Scan the following material for the string "products" and copy each line in which it appears.

━━━━━━━━━━━━━━━━━━━━

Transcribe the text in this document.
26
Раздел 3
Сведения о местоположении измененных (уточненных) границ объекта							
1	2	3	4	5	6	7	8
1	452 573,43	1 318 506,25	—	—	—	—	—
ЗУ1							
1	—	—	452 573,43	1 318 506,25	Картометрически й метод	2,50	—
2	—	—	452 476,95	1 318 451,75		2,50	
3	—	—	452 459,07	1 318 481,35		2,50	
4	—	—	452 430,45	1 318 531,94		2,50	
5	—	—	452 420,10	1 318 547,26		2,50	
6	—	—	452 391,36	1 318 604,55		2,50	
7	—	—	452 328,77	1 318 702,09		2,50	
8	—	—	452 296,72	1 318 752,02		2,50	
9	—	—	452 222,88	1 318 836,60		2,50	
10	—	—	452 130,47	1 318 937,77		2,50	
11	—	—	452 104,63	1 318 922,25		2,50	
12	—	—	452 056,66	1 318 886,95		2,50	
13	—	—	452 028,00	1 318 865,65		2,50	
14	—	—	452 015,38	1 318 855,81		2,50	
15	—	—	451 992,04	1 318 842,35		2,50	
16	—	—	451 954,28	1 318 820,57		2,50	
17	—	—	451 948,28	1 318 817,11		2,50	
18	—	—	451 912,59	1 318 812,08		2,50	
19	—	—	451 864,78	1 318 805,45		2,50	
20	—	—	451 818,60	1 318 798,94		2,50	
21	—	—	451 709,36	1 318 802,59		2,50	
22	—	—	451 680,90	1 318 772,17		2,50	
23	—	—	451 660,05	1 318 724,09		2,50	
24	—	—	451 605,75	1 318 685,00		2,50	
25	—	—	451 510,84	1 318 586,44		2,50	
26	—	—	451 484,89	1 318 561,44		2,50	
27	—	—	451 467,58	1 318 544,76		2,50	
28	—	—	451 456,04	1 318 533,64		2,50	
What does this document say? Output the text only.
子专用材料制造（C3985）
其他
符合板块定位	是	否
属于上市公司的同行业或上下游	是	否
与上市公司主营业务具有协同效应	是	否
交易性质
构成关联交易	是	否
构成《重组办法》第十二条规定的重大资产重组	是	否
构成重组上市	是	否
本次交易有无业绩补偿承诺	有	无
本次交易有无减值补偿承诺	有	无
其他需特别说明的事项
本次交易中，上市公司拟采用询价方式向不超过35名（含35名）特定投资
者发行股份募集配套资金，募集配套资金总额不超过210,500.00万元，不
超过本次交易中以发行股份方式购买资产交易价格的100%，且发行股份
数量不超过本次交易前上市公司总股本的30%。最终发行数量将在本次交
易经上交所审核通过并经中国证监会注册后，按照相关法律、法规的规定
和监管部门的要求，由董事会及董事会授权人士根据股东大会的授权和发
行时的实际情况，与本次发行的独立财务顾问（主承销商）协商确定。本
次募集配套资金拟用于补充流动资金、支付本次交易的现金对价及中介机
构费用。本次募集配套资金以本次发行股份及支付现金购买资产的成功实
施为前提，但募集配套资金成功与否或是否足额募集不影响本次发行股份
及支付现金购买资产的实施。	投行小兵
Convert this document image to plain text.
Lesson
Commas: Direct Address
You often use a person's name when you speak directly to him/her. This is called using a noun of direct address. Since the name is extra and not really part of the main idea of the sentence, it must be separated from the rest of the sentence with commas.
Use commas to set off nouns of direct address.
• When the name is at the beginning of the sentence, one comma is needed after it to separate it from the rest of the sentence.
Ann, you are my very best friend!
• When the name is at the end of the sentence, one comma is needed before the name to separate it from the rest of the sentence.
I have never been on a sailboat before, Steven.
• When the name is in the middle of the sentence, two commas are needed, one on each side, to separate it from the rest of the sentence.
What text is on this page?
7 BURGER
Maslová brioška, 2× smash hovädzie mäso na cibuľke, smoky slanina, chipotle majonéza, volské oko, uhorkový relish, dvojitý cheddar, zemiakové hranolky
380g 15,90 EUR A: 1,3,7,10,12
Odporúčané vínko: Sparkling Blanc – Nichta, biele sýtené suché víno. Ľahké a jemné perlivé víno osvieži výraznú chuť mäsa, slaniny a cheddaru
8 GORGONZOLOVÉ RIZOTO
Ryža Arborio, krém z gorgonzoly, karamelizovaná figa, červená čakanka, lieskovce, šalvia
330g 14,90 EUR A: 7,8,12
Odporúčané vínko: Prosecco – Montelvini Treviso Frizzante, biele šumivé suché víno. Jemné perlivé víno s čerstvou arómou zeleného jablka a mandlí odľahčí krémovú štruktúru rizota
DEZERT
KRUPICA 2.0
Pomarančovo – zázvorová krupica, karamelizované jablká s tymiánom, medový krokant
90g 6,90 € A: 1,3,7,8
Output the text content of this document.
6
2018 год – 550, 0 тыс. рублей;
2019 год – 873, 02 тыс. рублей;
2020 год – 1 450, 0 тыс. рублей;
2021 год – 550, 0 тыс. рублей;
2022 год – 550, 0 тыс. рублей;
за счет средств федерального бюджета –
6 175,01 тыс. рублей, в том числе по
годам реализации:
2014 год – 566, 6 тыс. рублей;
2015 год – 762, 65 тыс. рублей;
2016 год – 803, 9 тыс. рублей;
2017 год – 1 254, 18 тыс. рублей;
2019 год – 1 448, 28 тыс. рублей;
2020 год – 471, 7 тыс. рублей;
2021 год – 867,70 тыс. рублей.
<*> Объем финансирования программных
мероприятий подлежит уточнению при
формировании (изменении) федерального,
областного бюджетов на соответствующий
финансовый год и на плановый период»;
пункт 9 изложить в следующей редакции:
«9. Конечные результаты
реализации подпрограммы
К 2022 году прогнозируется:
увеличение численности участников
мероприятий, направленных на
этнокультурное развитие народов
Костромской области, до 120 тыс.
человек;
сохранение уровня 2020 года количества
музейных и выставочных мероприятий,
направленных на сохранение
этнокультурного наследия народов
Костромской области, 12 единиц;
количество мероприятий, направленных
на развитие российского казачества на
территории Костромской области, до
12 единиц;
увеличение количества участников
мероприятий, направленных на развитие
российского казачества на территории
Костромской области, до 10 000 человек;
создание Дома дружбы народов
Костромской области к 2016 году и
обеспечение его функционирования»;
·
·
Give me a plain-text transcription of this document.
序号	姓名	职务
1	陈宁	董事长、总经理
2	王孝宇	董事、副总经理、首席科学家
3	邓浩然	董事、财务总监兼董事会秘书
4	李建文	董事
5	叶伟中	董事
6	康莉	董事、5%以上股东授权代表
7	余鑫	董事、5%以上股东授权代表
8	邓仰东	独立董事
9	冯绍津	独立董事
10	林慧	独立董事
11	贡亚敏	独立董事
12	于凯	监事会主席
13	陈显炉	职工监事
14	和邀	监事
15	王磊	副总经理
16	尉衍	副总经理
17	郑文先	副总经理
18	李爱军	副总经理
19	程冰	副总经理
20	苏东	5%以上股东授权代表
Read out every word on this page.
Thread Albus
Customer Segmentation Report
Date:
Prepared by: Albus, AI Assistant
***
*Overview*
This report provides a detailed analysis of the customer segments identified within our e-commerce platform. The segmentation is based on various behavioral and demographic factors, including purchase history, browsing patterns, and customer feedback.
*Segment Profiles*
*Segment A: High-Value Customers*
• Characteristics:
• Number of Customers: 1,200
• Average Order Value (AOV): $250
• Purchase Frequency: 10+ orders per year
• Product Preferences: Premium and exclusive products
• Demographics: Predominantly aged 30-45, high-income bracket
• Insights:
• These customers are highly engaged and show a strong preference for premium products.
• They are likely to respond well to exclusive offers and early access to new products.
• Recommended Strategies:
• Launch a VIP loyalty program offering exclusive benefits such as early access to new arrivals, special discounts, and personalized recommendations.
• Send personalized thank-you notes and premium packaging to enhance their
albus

━━━━━━━━━━━━━━━━━━━━

WRITTEN RESPONSE:
• Product Preferences: Premium and exclusive products
• These customers are highly engaged and show a strong preference for premium products.
• They are likely to respond well to exclusive offers and early access to new products.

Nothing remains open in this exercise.